▸ **What you need to do**:
Output all the entries word for word. Omit the pictures.

▸ **Source data**:
• • •
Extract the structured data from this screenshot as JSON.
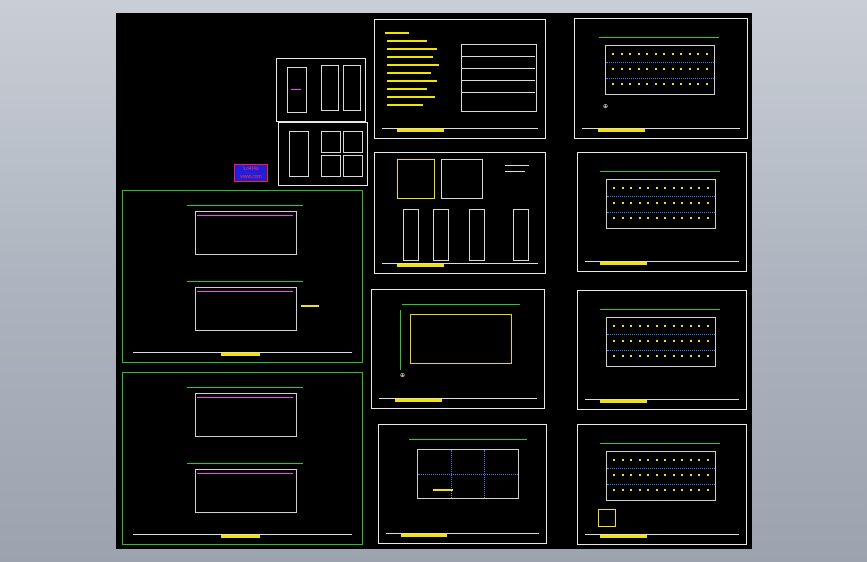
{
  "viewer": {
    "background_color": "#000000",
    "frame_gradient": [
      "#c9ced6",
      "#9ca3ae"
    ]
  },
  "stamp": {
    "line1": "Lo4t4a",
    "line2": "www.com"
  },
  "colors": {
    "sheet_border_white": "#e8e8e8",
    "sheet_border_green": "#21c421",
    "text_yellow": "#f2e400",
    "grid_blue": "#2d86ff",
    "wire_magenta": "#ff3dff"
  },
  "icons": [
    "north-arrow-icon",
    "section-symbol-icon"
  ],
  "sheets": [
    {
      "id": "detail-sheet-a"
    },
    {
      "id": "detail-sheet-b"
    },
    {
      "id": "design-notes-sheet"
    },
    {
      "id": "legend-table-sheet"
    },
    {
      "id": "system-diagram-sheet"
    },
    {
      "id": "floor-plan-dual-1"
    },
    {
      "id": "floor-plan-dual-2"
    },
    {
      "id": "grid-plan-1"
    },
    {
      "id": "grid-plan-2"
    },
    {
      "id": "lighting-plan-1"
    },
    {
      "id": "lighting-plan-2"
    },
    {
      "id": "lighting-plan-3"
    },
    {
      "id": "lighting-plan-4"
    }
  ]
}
• • •
▸ **Result of the task**:
Extract the structured data from this screenshot as JSON.
{
  "viewer": {
    "background_color": "#000000",
    "frame_gradient": [
      "#c9ced6",
      "#9ca3ae"
    ]
  },
  "stamp": {
    "line1": "Lo4t4a",
    "line2": "www.com"
  },
  "colors": {
    "sheet_border_white": "#e8e8e8",
    "sheet_border_green": "#21c421",
    "text_yellow": "#f2e400",
    "grid_blue": "#2d86ff",
    "wire_magenta": "#ff3dff"
  },
  "icons": [
    "north-arrow-icon",
    "section-symbol-icon"
  ],
  "sheets": [
    {
      "id": "detail-sheet-a"
    },
    {
      "id": "detail-sheet-b"
    },
    {
      "id": "design-notes-sheet"
    },
    {
      "id": "legend-table-sheet"
    },
    {
      "id": "system-diagram-sheet"
    },
    {
      "id": "floor-plan-dual-1"
    },
    {
      "id": "floor-plan-dual-2"
    },
    {
      "id": "grid-plan-1"
    },
    {
      "id": "grid-plan-2"
    },
    {
      "id": "lighting-plan-1"
    },
    {
      "id": "lighting-plan-2"
    },
    {
      "id": "lighting-plan-3"
    },
    {
      "id": "lighting-plan-4"
    }
  ]
}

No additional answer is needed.